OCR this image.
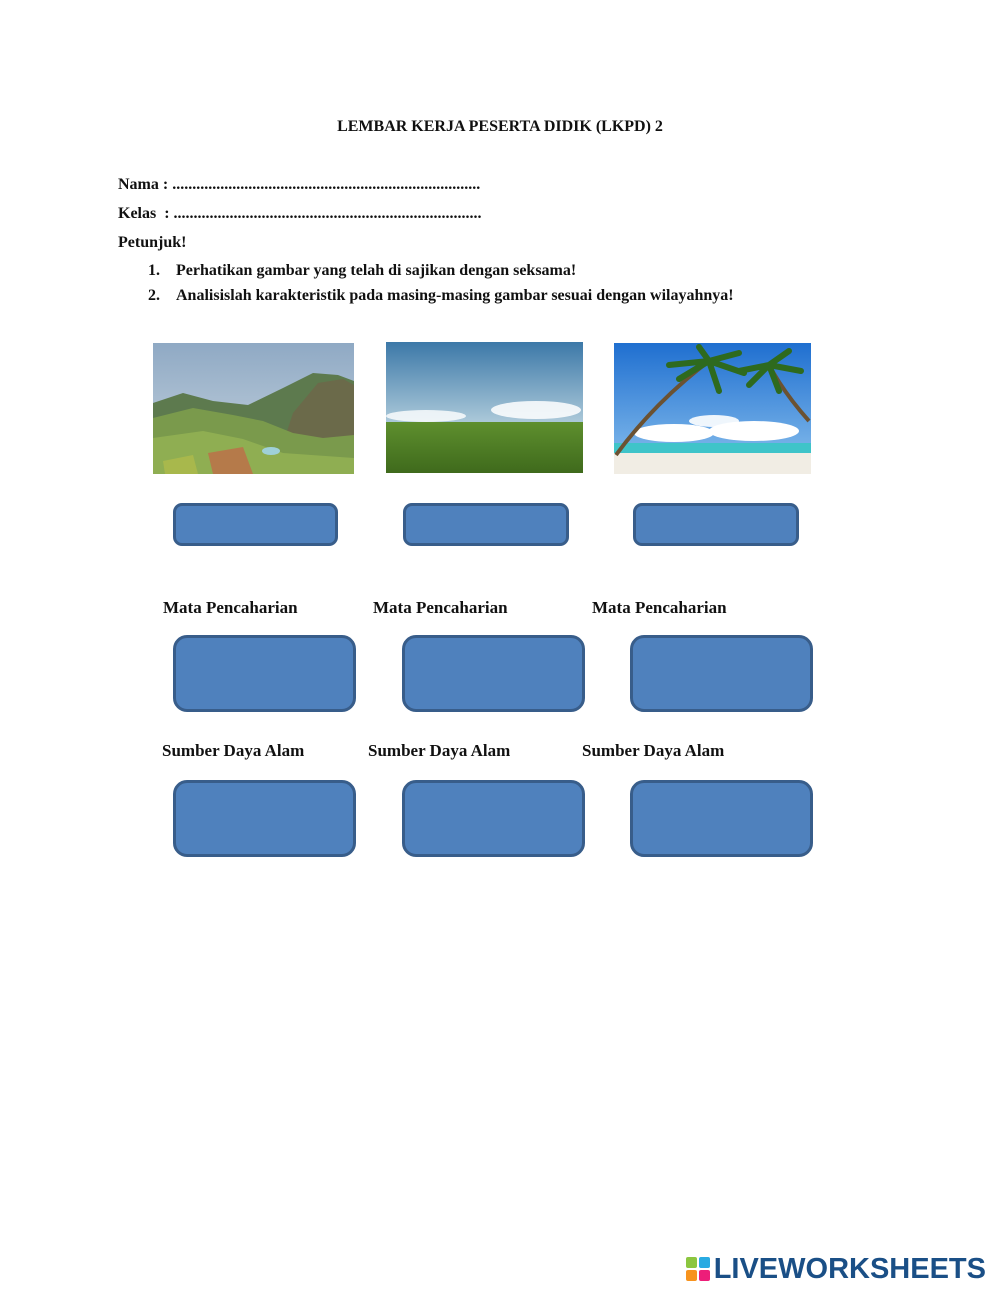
LEMBAR KERJA PESERTA DIDIK (LKPD) 2
Nama : .............................................................................
Kelas  : .............................................................................
Petunjuk!
1. Perhatikan gambar yang telah di sajikan dengan seksama!
2. Analisislah karakteristik pada masing-masing gambar sesuai dengan wilayahnya!
Mata Pencaharian	Mata Pencaharian	Mata Pencaharian
Sumber Daya Alam	Sumber Daya Alam	Sumber Daya Alam
LIVEWORKSHEETS
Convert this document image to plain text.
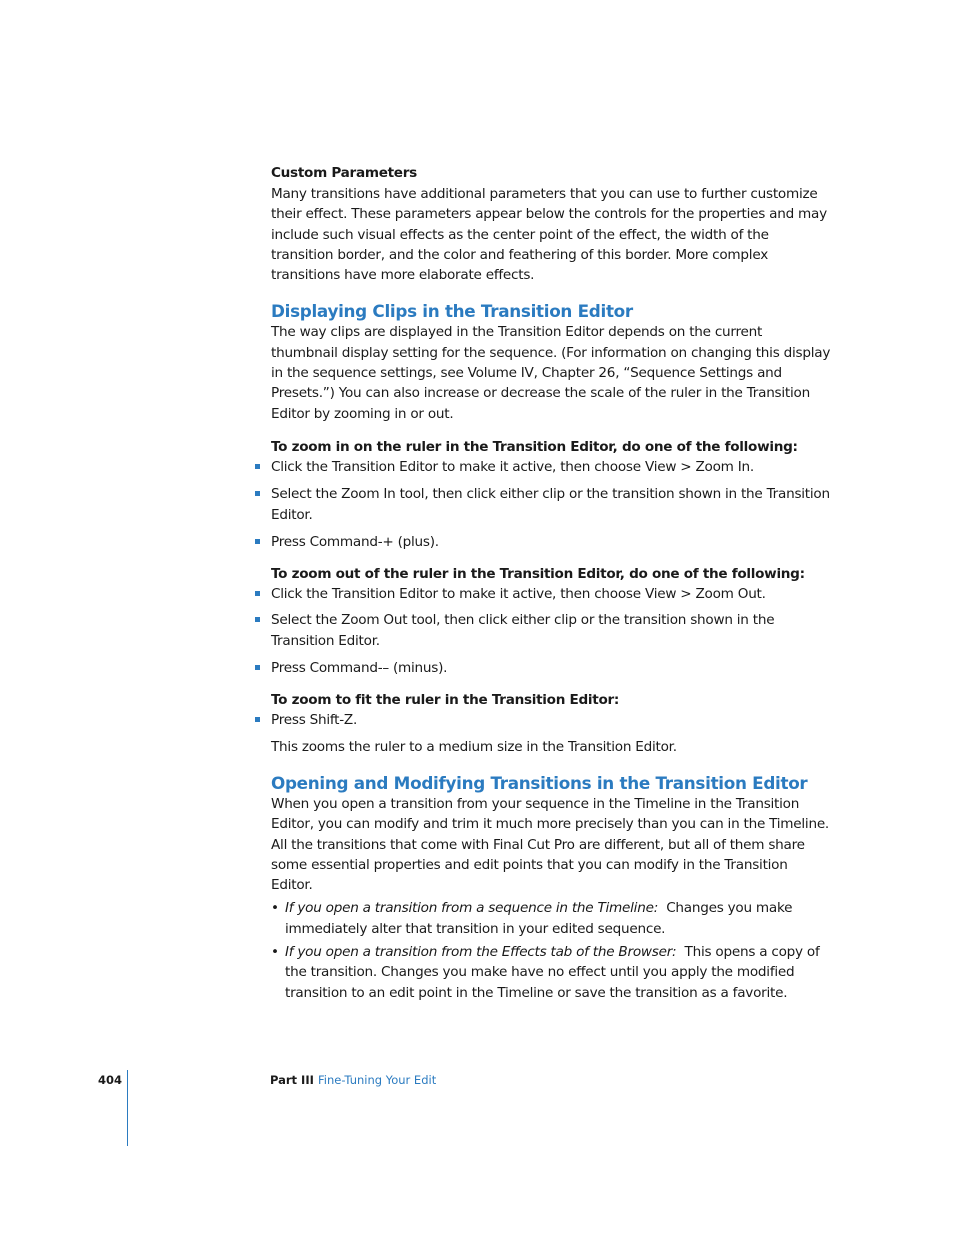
Custom Parameters

Many transitions have additional parameters that you can use to further customize their effect. These parameters appear below the controls for the properties and may include such visual effects as the center point of the effect, the width of the transition border, and the color and feathering of this border. More complex transitions have more elaborate effects.

Displaying Clips in the Transition Editor

The way clips are displayed in the Transition Editor depends on the current thumbnail display setting for the sequence. (For information on changing this display in the sequence settings, see Volume IV, Chapter 26, “Sequence Settings and Presets.”) You can also increase or decrease the scale of the ruler in the Transition Editor by zooming in or out.

To zoom in on the ruler in the Transition Editor, do one of the following:

Click the Transition Editor to make it active, then choose View > Zoom In.
Select the Zoom In tool, then click either clip or the transition shown in the Transition Editor.
Press Command-+ (plus).

To zoom out of the ruler in the Transition Editor, do one of the following:

Click the Transition Editor to make it active, then choose View > Zoom Out.
Select the Zoom Out tool, then click either clip or the transition shown in the Transition Editor.
Press Command-– (minus).

To zoom to fit the ruler in the Transition Editor:

Press Shift-Z.

This zooms the ruler to a medium size in the Transition Editor.

Opening and Modifying Transitions in the Transition Editor

When you open a transition from your sequence in the Timeline in the Transition Editor, you can modify and trim it much more precisely than you can in the Timeline. All the transitions that come with Final Cut Pro are different, but all of them share some essential properties and edit points that you can modify in the Transition Editor.

• If you open a transition from a sequence in the Timeline: Changes you make immediately alter that transition in your edited sequence.
• If you open a transition from the Effects tab of the Browser: This opens a copy of the transition. Changes you make have no effect until you apply the modified transition to an edit point in the Timeline or save the transition as a favorite.
404	Part III Fine-Tuning Your Edit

···

SET TASK.
Output the entries above exactly, without their pictures.

RESULT OF THE TASK.
OCR this image.
LEMBAR KERJA PESERTA DIDIK (LKPD) 2
Nama : .............................................................................
Kelas  : .............................................................................
Petunjuk!
1. Perhatikan gambar yang telah di sajikan dengan seksama!
2. Analisislah karakteristik pada masing-masing gambar sesuai dengan wilayahnya!
Mata Pencaharian	Mata Pencaharian	Mata Pencaharian
Sumber Daya Alam	Sumber Daya Alam	Sumber Daya Alam
LIVEWORKSHEETS
Convert this document image to plain text.
Custom Parameters

Many transitions have additional parameters that you can use to further customize their effect. These parameters appear below the controls for the properties and may include such visual effects as the center point of the effect, the width of the transition border, and the color and feathering of this border. More complex transitions have more elaborate effects.

Displaying Clips in the Transition Editor

The way clips are displayed in the Transition Editor depends on the current thumbnail display setting for the sequence. (For information on changing this display in the sequence settings, see Volume IV, Chapter 26, “Sequence Settings and Presets.”) You can also increase or decrease the scale of the ruler in the Transition Editor by zooming in or out.

To zoom in on the ruler in the Transition Editor, do one of the following:

Click the Transition Editor to make it active, then choose View > Zoom In.
Select the Zoom In tool, then click either clip or the transition shown in the Transition Editor.
Press Command-+ (plus).

To zoom out of the ruler in the Transition Editor, do one of the following:

Click the Transition Editor to make it active, then choose View > Zoom Out.
Select the Zoom Out tool, then click either clip or the transition shown in the Transition Editor.
Press Command-– (minus).

To zoom to fit the ruler in the Transition Editor:

Press Shift-Z.

This zooms the ruler to a medium size in the Transition Editor.

Opening and Modifying Transitions in the Transition Editor

When you open a transition from your sequence in the Timeline in the Transition Editor, you can modify and trim it much more precisely than you can in the Timeline. All the transitions that come with Final Cut Pro are different, but all of them share some essential properties and edit points that you can modify in the Transition Editor.

• If you open a transition from a sequence in the Timeline: Changes you make immediately alter that transition in your edited sequence.
• If you open a transition from the Effects tab of the Browser: This opens a copy of the transition. Changes you make have no effect until you apply the modified transition to an edit point in the Timeline or save the transition as a favorite.
404	Part III Fine-Tuning Your Edit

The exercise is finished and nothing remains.